Short exercise:
Scan the data below and pick out the lines containing the word "processing".

(Stored dataset items)

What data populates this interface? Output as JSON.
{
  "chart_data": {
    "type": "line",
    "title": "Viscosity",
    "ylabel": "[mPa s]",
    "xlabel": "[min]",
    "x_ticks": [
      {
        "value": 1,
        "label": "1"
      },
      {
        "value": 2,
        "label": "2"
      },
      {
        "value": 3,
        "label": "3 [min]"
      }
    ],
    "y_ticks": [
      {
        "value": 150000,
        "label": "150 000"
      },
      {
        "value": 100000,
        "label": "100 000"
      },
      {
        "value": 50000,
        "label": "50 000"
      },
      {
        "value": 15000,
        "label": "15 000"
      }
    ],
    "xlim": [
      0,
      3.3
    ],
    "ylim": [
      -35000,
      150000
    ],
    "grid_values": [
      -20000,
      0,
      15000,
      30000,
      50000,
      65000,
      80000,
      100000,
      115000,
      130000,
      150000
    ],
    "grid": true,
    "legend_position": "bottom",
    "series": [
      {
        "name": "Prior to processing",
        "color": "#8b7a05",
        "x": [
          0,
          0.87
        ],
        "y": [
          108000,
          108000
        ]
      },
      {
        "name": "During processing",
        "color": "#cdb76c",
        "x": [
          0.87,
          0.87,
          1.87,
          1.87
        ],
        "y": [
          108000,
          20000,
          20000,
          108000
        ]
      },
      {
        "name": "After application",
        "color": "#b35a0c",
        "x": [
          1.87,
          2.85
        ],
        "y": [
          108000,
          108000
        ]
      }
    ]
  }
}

The reply:
        "name": "Prior to processing",
        "name": "During processing",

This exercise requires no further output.